+++ DATA LISTING

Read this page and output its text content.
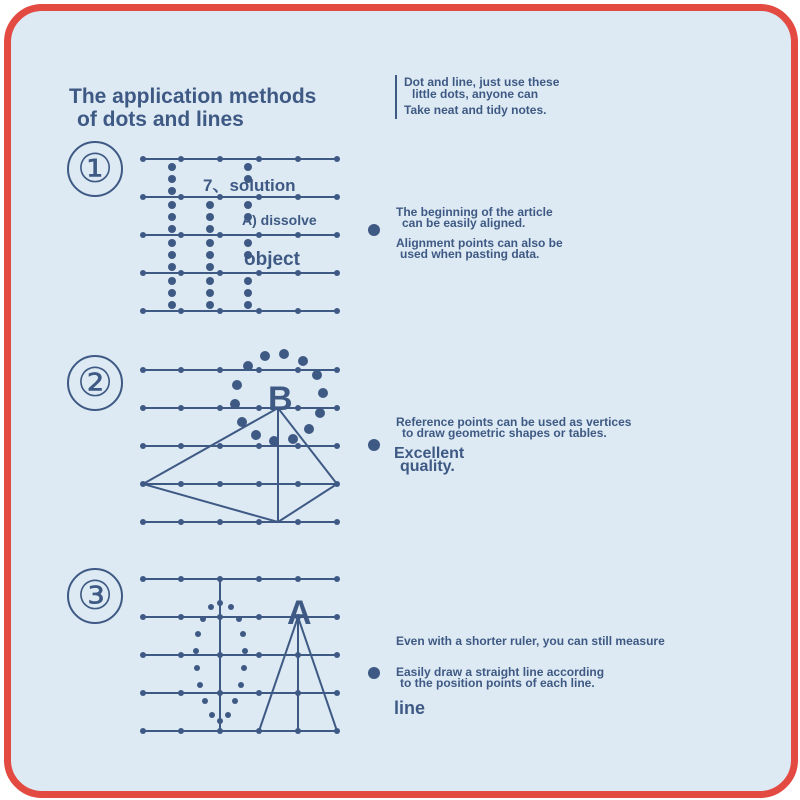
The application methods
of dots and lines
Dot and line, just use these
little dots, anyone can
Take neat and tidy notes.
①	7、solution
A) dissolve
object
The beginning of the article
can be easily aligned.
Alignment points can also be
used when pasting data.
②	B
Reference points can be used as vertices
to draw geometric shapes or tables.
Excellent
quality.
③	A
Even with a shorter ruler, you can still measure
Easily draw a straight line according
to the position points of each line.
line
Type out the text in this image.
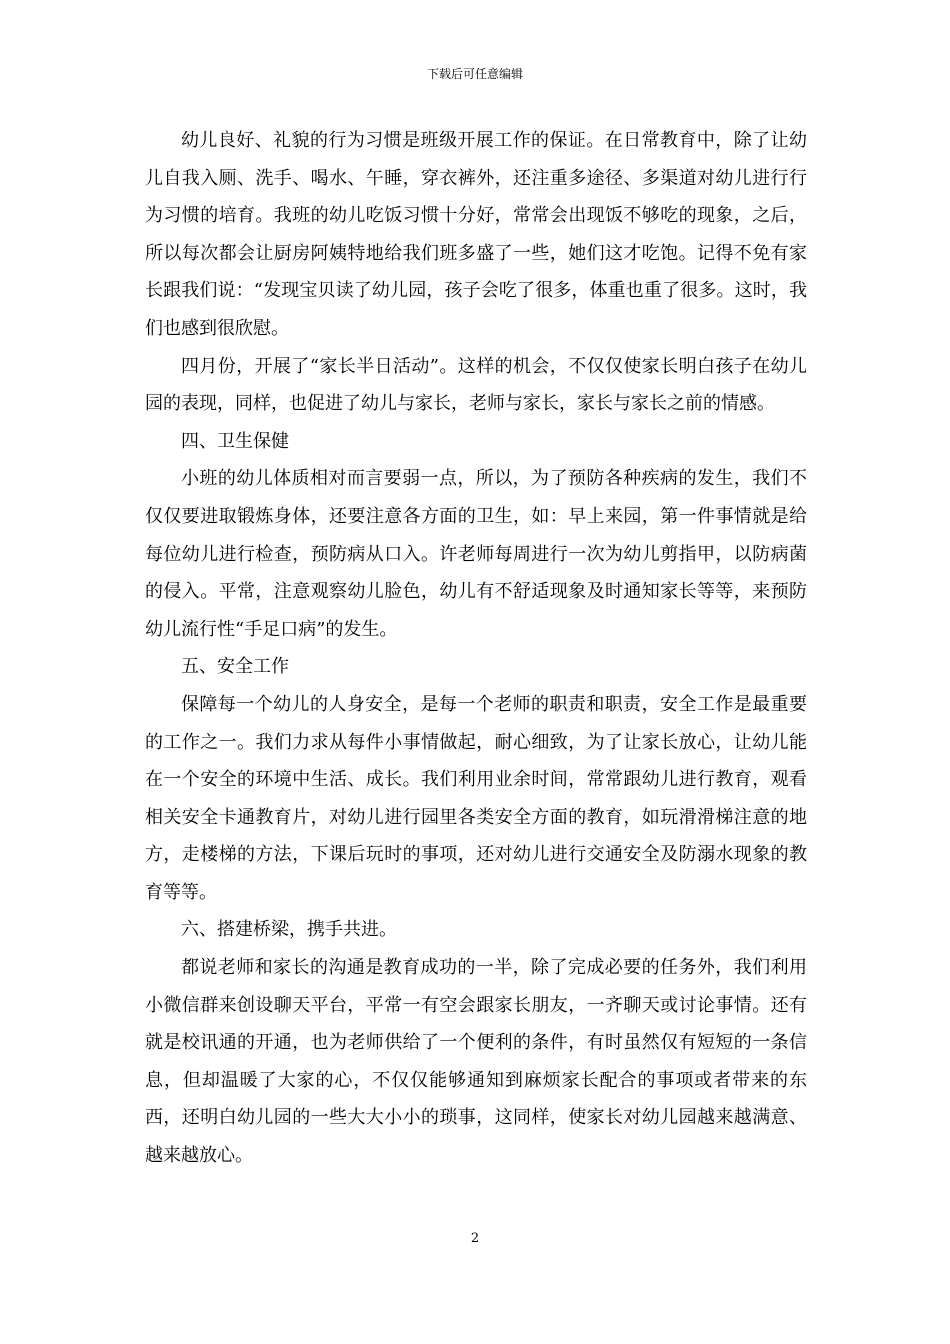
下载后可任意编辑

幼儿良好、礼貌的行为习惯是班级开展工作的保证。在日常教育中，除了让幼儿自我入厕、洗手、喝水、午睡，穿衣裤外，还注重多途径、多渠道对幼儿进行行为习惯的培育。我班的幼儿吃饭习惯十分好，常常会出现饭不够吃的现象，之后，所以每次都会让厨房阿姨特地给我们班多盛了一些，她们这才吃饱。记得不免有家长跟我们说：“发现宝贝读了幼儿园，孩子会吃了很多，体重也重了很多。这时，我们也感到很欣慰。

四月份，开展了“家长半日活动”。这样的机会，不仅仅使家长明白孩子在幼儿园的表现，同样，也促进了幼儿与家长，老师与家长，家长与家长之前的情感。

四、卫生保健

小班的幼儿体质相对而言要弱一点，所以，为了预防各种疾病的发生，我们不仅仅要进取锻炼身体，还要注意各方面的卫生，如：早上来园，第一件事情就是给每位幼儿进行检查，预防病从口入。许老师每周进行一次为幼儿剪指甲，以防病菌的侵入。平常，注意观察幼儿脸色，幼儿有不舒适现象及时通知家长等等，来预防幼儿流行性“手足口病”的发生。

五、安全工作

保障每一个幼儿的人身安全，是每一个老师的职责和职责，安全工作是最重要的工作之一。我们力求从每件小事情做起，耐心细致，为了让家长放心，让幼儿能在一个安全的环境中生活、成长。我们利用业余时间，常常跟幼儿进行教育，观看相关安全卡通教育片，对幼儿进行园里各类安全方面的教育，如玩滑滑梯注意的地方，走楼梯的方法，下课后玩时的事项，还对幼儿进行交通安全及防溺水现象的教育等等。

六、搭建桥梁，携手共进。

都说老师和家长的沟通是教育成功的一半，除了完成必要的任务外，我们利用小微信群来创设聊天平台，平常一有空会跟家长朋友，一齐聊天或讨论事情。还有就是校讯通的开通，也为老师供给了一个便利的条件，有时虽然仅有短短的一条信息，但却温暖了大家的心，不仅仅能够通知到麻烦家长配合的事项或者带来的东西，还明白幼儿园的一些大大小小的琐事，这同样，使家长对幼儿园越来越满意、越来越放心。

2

++++++
+++ DATA LISTING

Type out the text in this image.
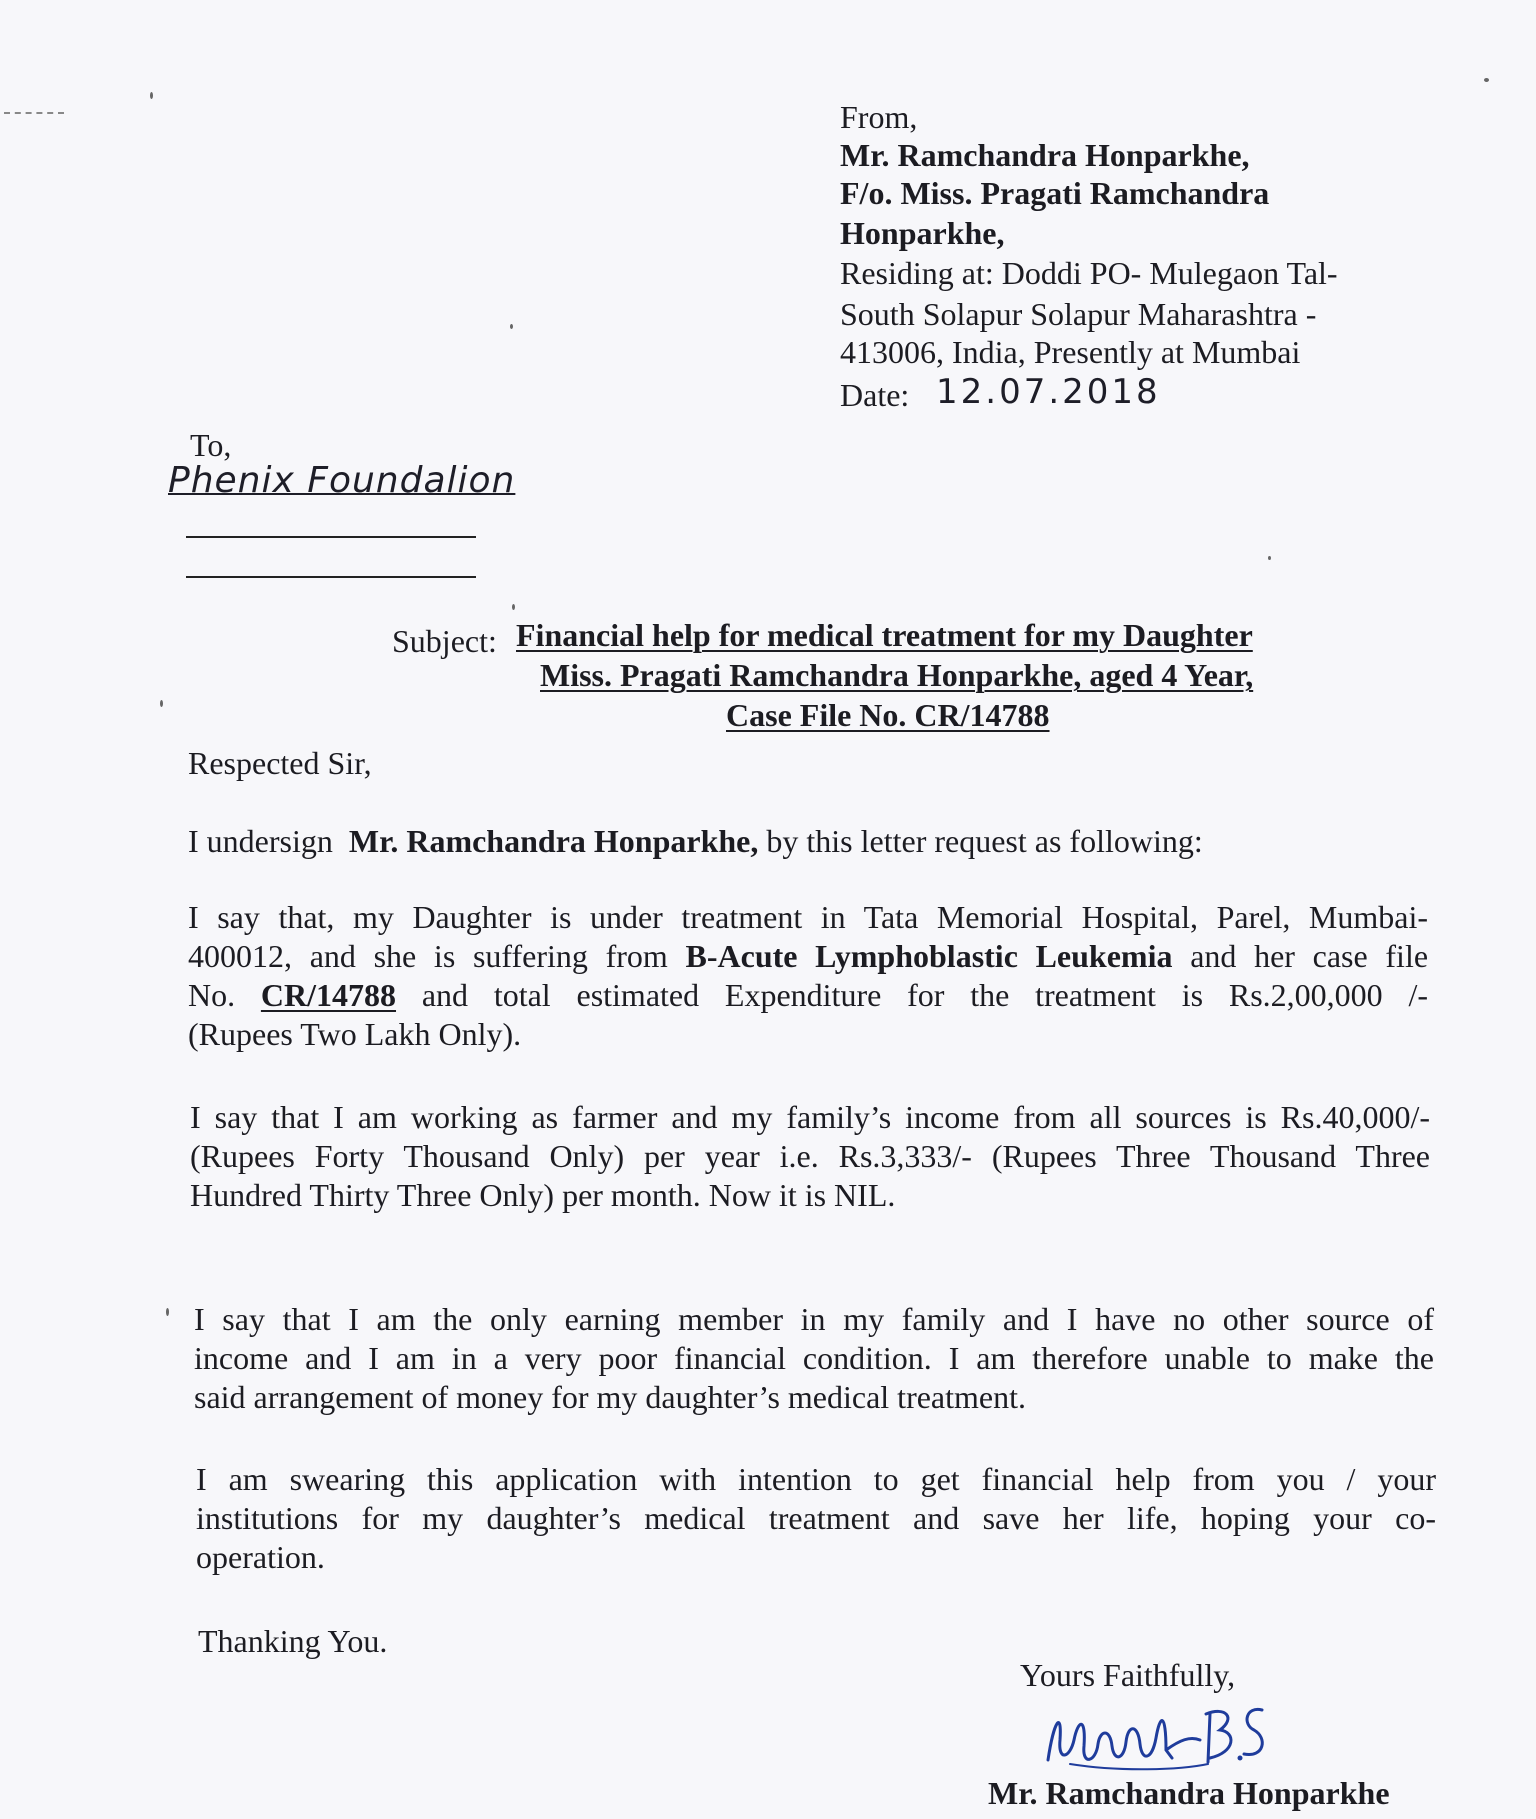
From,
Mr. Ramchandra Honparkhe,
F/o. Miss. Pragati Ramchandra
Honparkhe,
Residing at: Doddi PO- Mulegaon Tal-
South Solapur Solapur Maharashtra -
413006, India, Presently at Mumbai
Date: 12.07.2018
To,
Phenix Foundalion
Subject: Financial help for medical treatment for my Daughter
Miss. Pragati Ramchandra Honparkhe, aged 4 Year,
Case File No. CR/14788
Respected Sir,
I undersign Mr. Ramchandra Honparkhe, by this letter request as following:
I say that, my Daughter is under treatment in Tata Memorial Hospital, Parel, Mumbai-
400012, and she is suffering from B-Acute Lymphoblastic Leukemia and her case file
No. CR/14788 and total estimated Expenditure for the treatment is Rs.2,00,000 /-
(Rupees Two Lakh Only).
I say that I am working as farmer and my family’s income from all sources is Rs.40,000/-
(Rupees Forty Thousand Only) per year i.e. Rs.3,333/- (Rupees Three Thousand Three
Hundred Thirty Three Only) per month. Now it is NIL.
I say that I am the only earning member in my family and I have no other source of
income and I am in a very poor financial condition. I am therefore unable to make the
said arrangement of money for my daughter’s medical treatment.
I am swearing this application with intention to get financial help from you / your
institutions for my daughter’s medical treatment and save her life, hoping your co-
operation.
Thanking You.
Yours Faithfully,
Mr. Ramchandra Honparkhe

++++++

### TASK TO CARRY OUT
Copy down every line of the material above that includes the string "help".

### EXERCISE SOLUTION
Subject: Financial help for medical treatment for my Daughter
I am swearing this application with intention to get financial help from you / your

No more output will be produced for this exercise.